■ Records for this exercise
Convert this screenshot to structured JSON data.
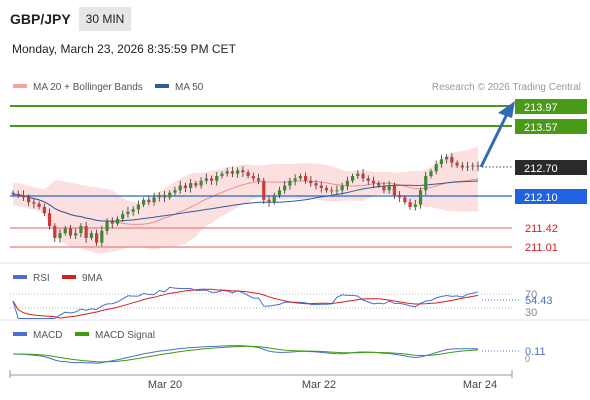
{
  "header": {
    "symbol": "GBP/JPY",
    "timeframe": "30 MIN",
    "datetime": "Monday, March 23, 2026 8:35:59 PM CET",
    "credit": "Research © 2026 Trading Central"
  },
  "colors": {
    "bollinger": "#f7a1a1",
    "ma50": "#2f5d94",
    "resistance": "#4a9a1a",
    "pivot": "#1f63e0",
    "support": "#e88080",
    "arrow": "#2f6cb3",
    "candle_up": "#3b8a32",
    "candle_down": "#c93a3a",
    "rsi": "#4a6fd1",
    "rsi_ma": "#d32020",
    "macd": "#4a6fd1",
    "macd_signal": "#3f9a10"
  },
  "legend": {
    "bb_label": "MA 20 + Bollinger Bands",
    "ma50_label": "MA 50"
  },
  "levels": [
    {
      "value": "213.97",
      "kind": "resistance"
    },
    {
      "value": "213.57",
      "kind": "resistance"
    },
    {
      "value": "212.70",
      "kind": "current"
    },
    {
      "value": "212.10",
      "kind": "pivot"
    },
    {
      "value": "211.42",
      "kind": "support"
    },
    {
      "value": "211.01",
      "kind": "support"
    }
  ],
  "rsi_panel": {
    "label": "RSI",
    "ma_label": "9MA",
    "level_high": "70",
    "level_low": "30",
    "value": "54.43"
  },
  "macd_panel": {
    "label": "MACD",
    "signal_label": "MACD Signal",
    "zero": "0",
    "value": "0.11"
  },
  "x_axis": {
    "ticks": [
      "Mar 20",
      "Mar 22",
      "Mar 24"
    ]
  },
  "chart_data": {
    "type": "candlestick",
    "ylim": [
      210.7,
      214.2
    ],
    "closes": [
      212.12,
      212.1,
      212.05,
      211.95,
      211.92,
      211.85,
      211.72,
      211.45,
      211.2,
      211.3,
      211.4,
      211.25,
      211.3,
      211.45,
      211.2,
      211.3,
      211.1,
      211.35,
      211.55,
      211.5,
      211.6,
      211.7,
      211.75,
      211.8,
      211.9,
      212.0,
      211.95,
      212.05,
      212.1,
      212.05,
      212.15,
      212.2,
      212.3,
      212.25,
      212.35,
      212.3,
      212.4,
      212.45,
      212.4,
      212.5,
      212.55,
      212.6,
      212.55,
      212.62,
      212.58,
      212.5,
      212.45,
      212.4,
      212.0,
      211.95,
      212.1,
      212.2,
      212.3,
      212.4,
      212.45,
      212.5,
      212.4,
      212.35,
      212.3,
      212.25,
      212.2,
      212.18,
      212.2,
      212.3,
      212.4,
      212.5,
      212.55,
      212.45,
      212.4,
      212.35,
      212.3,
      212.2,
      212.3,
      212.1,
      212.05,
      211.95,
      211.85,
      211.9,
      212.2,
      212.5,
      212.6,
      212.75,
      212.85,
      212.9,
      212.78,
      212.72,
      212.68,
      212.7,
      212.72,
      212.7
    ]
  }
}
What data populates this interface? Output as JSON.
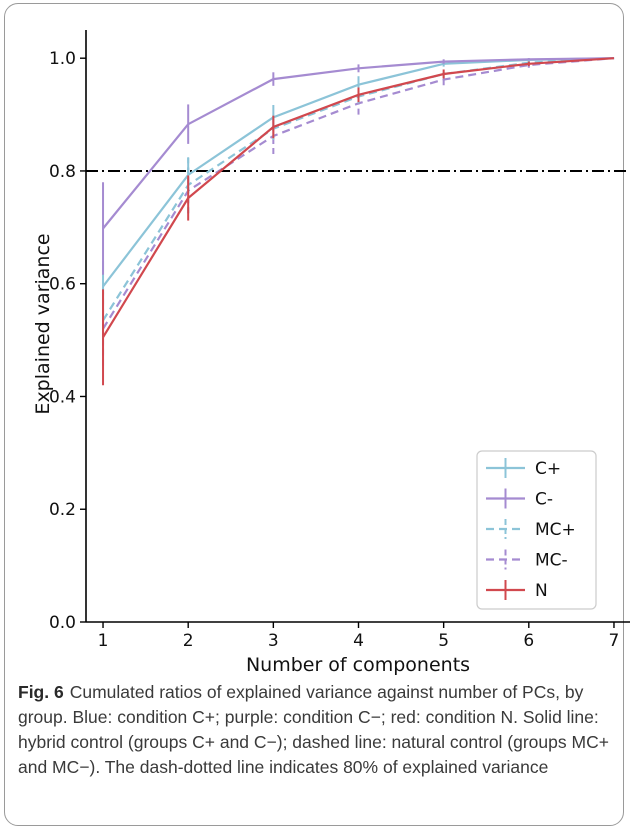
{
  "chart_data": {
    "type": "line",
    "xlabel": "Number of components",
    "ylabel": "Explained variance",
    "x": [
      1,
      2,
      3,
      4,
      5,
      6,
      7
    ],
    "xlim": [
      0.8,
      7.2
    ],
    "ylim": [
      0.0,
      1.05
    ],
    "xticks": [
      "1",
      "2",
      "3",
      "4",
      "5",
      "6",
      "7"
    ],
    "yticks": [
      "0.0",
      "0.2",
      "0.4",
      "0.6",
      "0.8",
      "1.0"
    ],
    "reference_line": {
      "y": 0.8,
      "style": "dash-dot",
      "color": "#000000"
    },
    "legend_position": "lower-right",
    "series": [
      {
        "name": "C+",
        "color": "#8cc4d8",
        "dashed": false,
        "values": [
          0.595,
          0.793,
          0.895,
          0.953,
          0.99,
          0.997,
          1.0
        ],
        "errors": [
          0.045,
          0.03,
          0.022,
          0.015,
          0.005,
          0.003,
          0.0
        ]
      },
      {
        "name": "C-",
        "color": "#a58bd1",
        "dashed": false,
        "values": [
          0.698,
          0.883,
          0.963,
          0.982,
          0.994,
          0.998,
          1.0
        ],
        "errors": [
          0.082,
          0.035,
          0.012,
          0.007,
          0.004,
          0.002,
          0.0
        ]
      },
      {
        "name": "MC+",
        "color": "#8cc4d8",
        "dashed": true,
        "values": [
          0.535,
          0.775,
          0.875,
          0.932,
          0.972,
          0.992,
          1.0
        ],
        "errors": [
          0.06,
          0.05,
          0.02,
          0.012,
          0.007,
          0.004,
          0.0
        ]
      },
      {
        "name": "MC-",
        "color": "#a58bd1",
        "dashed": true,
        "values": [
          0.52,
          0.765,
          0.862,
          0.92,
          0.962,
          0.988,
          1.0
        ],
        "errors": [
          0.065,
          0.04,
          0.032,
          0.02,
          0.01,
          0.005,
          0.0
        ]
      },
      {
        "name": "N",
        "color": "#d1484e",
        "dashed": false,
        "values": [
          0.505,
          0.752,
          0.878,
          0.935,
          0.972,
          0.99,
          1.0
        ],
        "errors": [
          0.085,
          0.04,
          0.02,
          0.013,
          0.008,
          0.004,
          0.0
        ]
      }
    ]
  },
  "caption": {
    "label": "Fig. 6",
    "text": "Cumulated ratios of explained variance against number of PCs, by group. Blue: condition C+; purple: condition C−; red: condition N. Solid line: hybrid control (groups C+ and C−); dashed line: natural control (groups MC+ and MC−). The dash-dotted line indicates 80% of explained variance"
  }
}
* * *
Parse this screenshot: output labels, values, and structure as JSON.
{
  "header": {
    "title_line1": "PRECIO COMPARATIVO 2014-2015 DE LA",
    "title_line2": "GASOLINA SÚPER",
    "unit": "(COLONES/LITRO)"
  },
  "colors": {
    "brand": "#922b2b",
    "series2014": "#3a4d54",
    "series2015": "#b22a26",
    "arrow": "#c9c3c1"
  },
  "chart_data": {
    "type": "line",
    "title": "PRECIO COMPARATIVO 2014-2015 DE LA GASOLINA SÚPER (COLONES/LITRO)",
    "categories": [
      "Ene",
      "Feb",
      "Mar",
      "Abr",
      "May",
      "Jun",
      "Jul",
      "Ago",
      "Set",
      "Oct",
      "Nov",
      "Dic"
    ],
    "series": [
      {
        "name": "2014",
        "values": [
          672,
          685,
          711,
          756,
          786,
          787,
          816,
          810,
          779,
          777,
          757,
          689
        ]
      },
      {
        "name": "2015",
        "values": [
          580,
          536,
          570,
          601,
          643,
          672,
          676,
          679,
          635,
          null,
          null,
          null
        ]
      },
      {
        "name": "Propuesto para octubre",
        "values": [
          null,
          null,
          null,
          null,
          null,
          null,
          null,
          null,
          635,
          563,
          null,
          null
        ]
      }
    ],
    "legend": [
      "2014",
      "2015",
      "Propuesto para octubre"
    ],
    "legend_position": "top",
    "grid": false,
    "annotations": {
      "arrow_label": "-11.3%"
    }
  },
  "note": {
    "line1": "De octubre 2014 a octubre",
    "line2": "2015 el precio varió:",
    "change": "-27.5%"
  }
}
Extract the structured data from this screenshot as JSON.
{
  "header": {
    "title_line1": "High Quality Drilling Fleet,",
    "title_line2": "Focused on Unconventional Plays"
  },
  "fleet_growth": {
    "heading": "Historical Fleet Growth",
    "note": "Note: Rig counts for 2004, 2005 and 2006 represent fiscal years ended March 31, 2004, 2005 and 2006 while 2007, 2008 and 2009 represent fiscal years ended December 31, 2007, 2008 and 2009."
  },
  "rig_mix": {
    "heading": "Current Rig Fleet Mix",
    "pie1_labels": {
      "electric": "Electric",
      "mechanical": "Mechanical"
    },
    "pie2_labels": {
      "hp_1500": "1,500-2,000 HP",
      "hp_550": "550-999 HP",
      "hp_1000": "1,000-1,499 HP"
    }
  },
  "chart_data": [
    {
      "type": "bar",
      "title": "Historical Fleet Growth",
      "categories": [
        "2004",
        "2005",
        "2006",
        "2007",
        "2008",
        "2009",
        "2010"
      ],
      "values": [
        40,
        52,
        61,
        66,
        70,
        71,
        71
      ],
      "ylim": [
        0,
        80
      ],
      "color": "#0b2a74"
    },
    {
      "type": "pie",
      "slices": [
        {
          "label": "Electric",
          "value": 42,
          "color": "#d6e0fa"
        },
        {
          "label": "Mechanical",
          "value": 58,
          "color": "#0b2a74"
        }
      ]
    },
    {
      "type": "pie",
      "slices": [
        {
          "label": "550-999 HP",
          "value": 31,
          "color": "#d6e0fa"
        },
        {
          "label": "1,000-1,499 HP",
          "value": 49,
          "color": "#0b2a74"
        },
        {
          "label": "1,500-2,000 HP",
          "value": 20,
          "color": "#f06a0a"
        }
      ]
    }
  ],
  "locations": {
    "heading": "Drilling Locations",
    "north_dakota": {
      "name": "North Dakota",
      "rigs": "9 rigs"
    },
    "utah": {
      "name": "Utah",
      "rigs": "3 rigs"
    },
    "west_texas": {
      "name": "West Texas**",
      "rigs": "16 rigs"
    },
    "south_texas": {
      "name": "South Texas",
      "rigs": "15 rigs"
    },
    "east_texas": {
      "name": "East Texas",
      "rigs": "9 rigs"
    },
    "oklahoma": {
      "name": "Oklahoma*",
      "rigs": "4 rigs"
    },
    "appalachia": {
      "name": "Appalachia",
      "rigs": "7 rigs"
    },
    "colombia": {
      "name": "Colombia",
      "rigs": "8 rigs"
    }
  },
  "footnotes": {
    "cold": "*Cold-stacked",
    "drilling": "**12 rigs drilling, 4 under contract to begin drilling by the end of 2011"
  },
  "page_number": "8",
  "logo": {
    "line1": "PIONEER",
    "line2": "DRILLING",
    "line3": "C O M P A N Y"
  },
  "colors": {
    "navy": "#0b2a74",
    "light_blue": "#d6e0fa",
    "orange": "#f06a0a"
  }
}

■ Objective
State the count of lines holding the string "Mechanical" in the listing above, and nothing else.

■ Result
2